■ Aim ■
Reproduce the listing word for word. Skip any image.

■ Data shown ■
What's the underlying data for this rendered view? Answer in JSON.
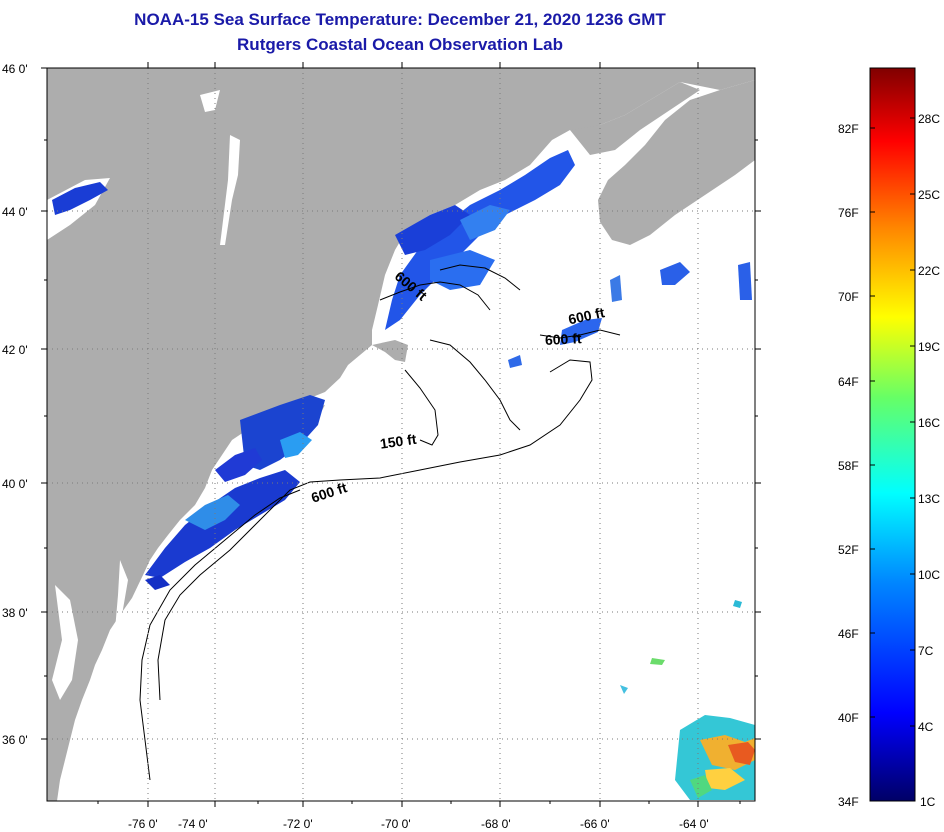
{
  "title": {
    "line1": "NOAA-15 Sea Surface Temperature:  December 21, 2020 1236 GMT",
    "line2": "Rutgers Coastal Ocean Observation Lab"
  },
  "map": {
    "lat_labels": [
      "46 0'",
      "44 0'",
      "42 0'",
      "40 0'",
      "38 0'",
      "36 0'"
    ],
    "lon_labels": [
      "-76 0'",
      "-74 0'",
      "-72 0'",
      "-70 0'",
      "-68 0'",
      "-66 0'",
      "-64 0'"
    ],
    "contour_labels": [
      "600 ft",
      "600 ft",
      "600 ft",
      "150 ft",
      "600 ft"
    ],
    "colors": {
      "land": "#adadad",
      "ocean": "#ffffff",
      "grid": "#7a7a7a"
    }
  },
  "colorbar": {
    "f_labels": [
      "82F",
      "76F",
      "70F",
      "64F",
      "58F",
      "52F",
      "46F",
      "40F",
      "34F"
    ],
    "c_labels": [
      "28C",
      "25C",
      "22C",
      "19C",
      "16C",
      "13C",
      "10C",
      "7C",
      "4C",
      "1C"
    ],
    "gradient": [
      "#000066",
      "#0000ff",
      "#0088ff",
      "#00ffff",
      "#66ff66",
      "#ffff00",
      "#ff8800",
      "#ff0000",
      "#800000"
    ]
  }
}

■ Task result ■
What's the underlying data for this rendered view? Answer in JSON.
{
  "title": {
    "line1": "NOAA-15 Sea Surface Temperature:  December 21, 2020 1236 GMT",
    "line2": "Rutgers Coastal Ocean Observation Lab"
  },
  "map": {
    "lat_labels": [
      "46 0'",
      "44 0'",
      "42 0'",
      "40 0'",
      "38 0'",
      "36 0'"
    ],
    "lon_labels": [
      "-76 0'",
      "-74 0'",
      "-72 0'",
      "-70 0'",
      "-68 0'",
      "-66 0'",
      "-64 0'"
    ],
    "contour_labels": [
      "600 ft",
      "600 ft",
      "600 ft",
      "150 ft",
      "600 ft"
    ],
    "colors": {
      "land": "#adadad",
      "ocean": "#ffffff",
      "grid": "#7a7a7a"
    }
  },
  "colorbar": {
    "f_labels": [
      "82F",
      "76F",
      "70F",
      "64F",
      "58F",
      "52F",
      "46F",
      "40F",
      "34F"
    ],
    "c_labels": [
      "28C",
      "25C",
      "22C",
      "19C",
      "16C",
      "13C",
      "10C",
      "7C",
      "4C",
      "1C"
    ],
    "gradient": [
      "#000066",
      "#0000ff",
      "#0088ff",
      "#00ffff",
      "#66ff66",
      "#ffff00",
      "#ff8800",
      "#ff0000",
      "#800000"
    ]
  }
}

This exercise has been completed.